=== Data for processing ===

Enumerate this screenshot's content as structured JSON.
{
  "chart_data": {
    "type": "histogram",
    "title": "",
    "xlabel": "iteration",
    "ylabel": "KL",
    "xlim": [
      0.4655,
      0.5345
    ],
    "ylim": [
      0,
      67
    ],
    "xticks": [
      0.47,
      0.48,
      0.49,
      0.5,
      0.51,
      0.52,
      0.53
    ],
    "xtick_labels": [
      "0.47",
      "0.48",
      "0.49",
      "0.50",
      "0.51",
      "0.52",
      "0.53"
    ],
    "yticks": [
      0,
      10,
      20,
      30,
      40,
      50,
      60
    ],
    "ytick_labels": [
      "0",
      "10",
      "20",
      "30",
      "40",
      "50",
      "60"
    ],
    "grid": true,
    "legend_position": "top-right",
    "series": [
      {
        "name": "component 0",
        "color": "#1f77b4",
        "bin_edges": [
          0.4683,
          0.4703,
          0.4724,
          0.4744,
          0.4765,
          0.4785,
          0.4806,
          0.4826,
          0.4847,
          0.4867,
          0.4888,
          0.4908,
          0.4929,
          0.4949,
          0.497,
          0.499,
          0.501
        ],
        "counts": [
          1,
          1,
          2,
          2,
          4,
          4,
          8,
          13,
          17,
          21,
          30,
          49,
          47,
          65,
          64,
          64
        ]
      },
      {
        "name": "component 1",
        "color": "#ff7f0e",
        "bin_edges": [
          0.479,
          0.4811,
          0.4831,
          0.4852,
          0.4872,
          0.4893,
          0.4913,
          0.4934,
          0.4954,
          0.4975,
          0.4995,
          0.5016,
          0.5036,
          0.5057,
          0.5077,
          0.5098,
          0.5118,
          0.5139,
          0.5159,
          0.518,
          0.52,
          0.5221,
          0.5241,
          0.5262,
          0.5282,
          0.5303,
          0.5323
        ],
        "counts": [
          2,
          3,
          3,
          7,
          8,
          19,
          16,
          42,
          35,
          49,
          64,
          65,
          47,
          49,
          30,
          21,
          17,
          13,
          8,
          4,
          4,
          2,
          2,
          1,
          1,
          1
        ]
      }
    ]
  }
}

===

Problem details - Take the records above and return them exactly as written.

Problem solution -
Enumerate this screenshot's content as structured JSON.
{
  "chart_data": {
    "type": "histogram",
    "title": "",
    "xlabel": "iteration",
    "ylabel": "KL",
    "xlim": [
      0.4655,
      0.5345
    ],
    "ylim": [
      0,
      67
    ],
    "xticks": [
      0.47,
      0.48,
      0.49,
      0.5,
      0.51,
      0.52,
      0.53
    ],
    "xtick_labels": [
      "0.47",
      "0.48",
      "0.49",
      "0.50",
      "0.51",
      "0.52",
      "0.53"
    ],
    "yticks": [
      0,
      10,
      20,
      30,
      40,
      50,
      60
    ],
    "ytick_labels": [
      "0",
      "10",
      "20",
      "30",
      "40",
      "50",
      "60"
    ],
    "grid": true,
    "legend_position": "top-right",
    "series": [
      {
        "name": "component 0",
        "color": "#1f77b4",
        "bin_edges": [
          0.4683,
          0.4703,
          0.4724,
          0.4744,
          0.4765,
          0.4785,
          0.4806,
          0.4826,
          0.4847,
          0.4867,
          0.4888,
          0.4908,
          0.4929,
          0.4949,
          0.497,
          0.499,
          0.501
        ],
        "counts": [
          1,
          1,
          2,
          2,
          4,
          4,
          8,
          13,
          17,
          21,
          30,
          49,
          47,
          65,
          64,
          64
        ]
      },
      {
        "name": "component 1",
        "color": "#ff7f0e",
        "bin_edges": [
          0.479,
          0.4811,
          0.4831,
          0.4852,
          0.4872,
          0.4893,
          0.4913,
          0.4934,
          0.4954,
          0.4975,
          0.4995,
          0.5016,
          0.5036,
          0.5057,
          0.5077,
          0.5098,
          0.5118,
          0.5139,
          0.5159,
          0.518,
          0.52,
          0.5221,
          0.5241,
          0.5262,
          0.5282,
          0.5303,
          0.5323
        ],
        "counts": [
          2,
          3,
          3,
          7,
          8,
          19,
          16,
          42,
          35,
          49,
          64,
          65,
          47,
          49,
          30,
          21,
          17,
          13,
          8,
          4,
          4,
          2,
          2,
          1,
          1,
          1
        ]
      }
    ]
  }
}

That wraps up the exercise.